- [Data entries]
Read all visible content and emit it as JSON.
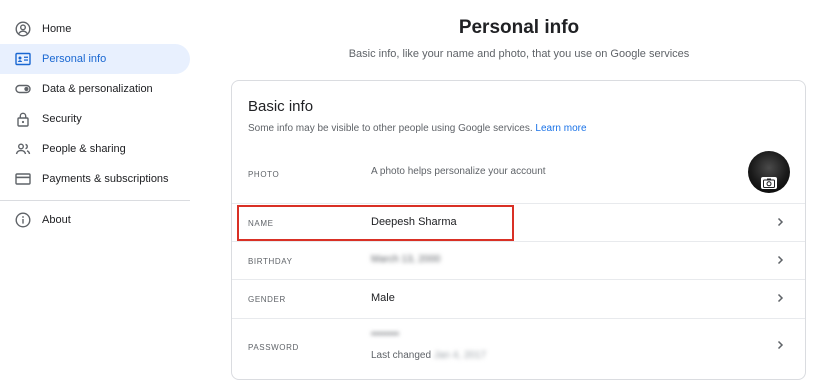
{
  "sidebar": {
    "items": [
      {
        "label": "Home",
        "icon": "account-circle-icon"
      },
      {
        "label": "Personal info",
        "icon": "id-card-icon",
        "active": true
      },
      {
        "label": "Data & personalization",
        "icon": "toggle-icon"
      },
      {
        "label": "Security",
        "icon": "lock-icon"
      },
      {
        "label": "People & sharing",
        "icon": "people-icon"
      },
      {
        "label": "Payments & subscriptions",
        "icon": "credit-card-icon"
      },
      {
        "label": "About",
        "icon": "info-icon"
      }
    ]
  },
  "header": {
    "title": "Personal info",
    "subtitle": "Basic info, like your name and photo, that you use on Google services"
  },
  "basic_info": {
    "title": "Basic info",
    "description": "Some info may be visible to other people using Google services.",
    "learn_more": "Learn more",
    "rows": {
      "photo": {
        "label": "PHOTO",
        "value": "A photo helps personalize your account"
      },
      "name": {
        "label": "NAME",
        "value": "Deepesh Sharma"
      },
      "birthday": {
        "label": "BIRTHDAY",
        "value": "March 13, 2000"
      },
      "gender": {
        "label": "GENDER",
        "value": "Male"
      },
      "password": {
        "label": "PASSWORD",
        "value": "••••••••",
        "last_changed_prefix": "Last changed",
        "last_changed_date": "Jan 4, 2017"
      }
    }
  },
  "colors": {
    "accent": "#1a73e8",
    "active_bg": "#e8f0fe",
    "highlight": "#d93025"
  }
}
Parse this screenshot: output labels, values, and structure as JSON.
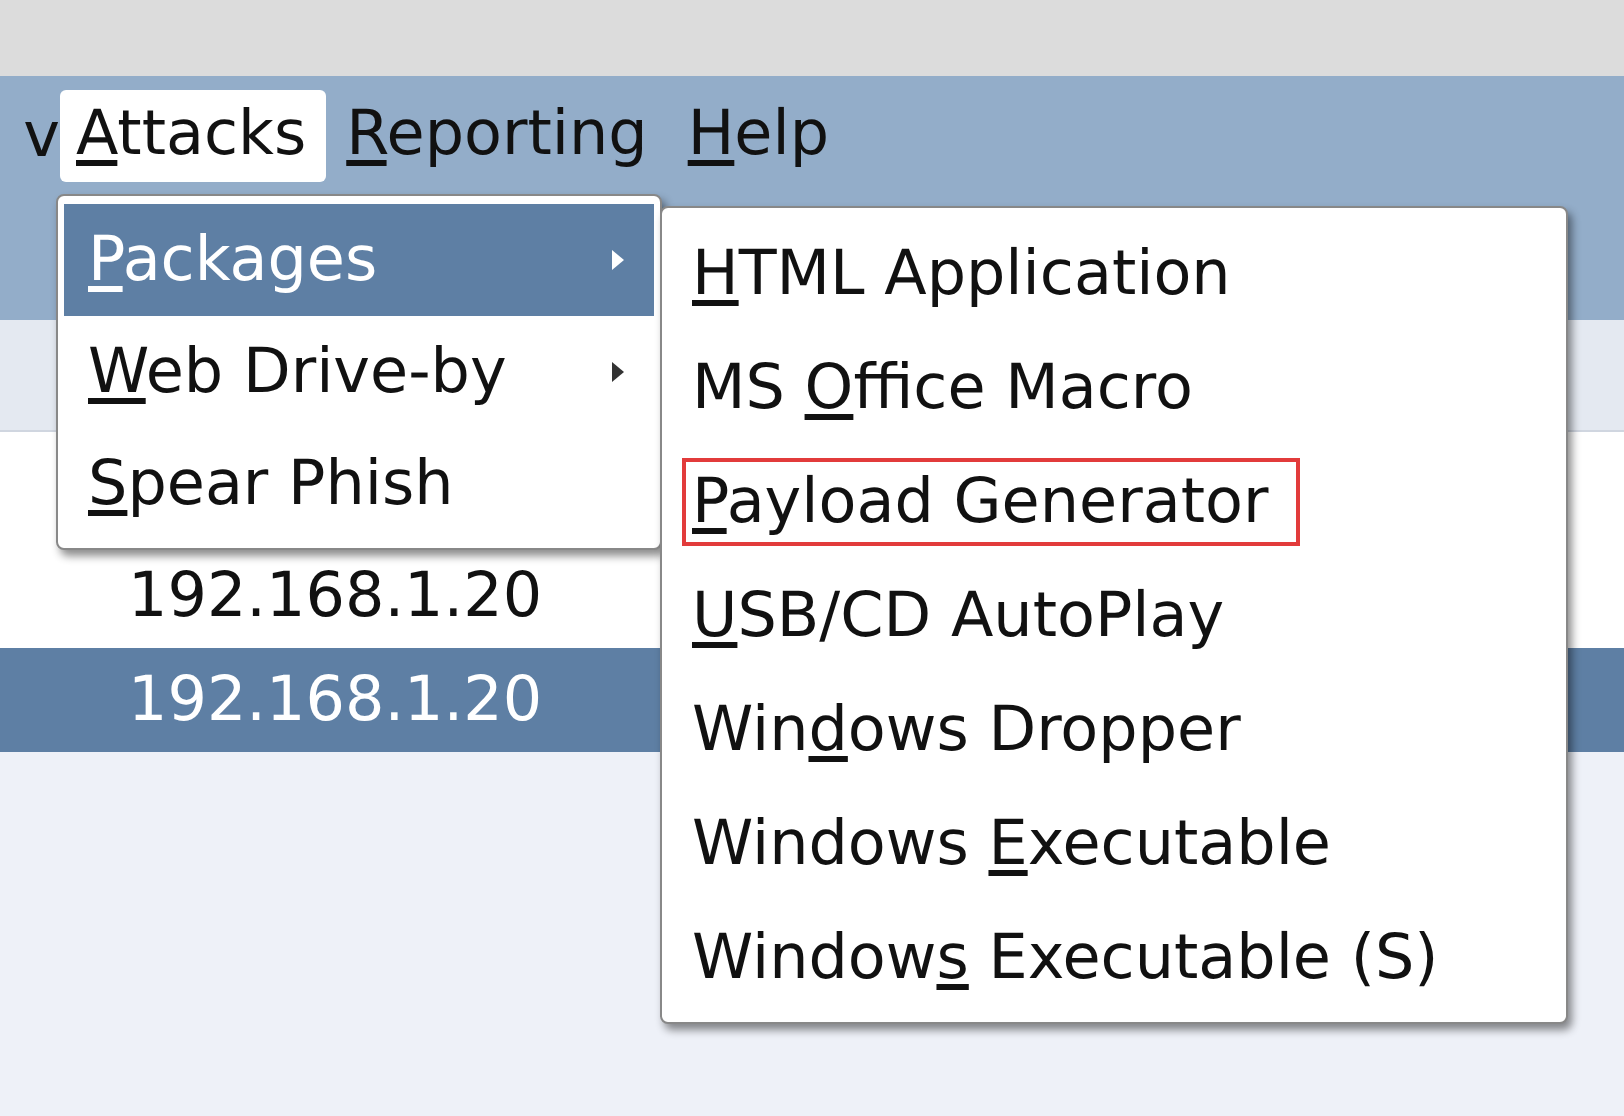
{
  "menubar": {
    "cut_item": "v",
    "items": [
      {
        "key": "A",
        "post": "ttacks",
        "selected": true
      },
      {
        "key": "R",
        "post": "eporting",
        "selected": false
      },
      {
        "key": "H",
        "post": "elp",
        "selected": false
      }
    ]
  },
  "table": {
    "rows": [
      {
        "ip": "192.168.1.20",
        "selected": false
      },
      {
        "ip": "192.168.1.20",
        "selected": true
      }
    ]
  },
  "attacks_menu": [
    {
      "key": "P",
      "post": "ackages",
      "submenu": true,
      "selected": true
    },
    {
      "key": "W",
      "post": "eb Drive-by",
      "submenu": true,
      "selected": false
    },
    {
      "key": "S",
      "post": "pear Phish",
      "submenu": false,
      "selected": false
    }
  ],
  "packages_menu": [
    {
      "key": "H",
      "post": "TML Application",
      "highlighted": false
    },
    {
      "pre": "MS ",
      "key": "O",
      "post": "ffice Macro",
      "highlighted": false
    },
    {
      "key": "P",
      "post": "ayload Generator",
      "highlighted": true
    },
    {
      "key": "U",
      "post": "SB/CD AutoPlay",
      "highlighted": false
    },
    {
      "pre": "Win",
      "key": "d",
      "post": "ows Dropper",
      "highlighted": false
    },
    {
      "pre": "Windows ",
      "key": "E",
      "post": "xecutable",
      "highlighted": false
    },
    {
      "pre": "Window",
      "key": "s",
      "post": " Executable (S)",
      "highlighted": false
    }
  ]
}
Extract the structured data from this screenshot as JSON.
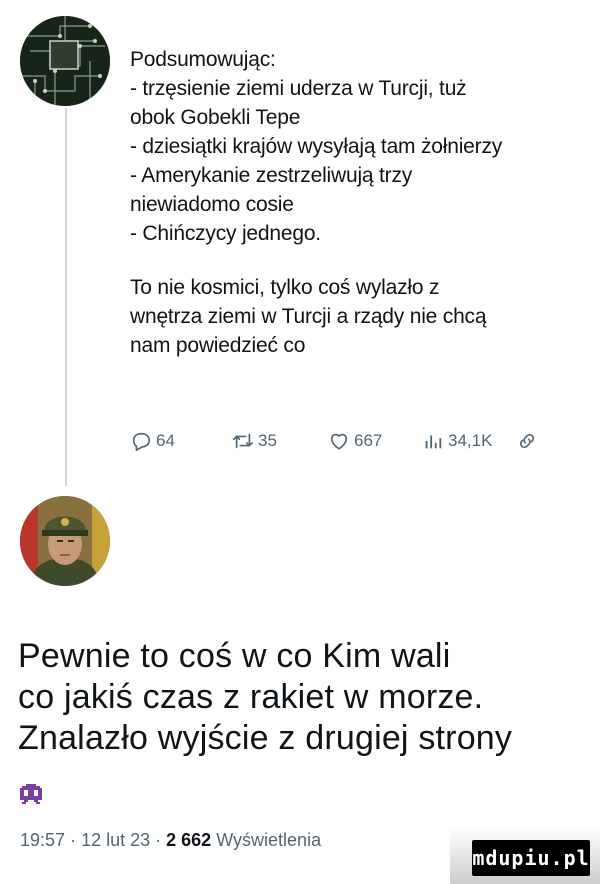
{
  "quoted_tweet": {
    "lines": [
      "Podsumowując:",
      "- trzęsienie ziemi uderza w Turcji, tuż",
      "obok Gobekli Tepe",
      "- dziesiątki krajów wysyłają tam żołnierzy",
      "- Amerykanie zestrzeliwują trzy",
      "niewiadomo cosie",
      "- Chińczycy jednego.",
      "To nie kosmici, tylko coś wylazło z",
      "wnętrza ziemi w Turcji a rządy nie chcą",
      "nam powiedzieć co"
    ],
    "actions": {
      "replies": "64",
      "retweets": "35",
      "likes": "667",
      "views": "34,1K"
    }
  },
  "reply_tweet": {
    "lines": [
      "Pewnie to coś w co Kim wali",
      "co jakiś czas z rakiet w morze.",
      "Znalazło wyjście z drugiej strony"
    ],
    "emoji": "alien-monster-icon",
    "time": "19:57",
    "date": "12 lut 23",
    "views_count": "2 662",
    "views_label": "Wyświetlenia"
  },
  "watermark": "mdupiu.pl",
  "colors": {
    "text": "#0f1419",
    "muted": "#536471",
    "thread_line": "#cfd9de"
  }
}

- [PROBLEM] In the entries above, identify every line with the word "this". Copy those lines.

- [ANSWER FOR THE TASK]
Parse this screenshot: output labels, values, and structure as JSON.
Extract the structured data from this screenshot as JSON.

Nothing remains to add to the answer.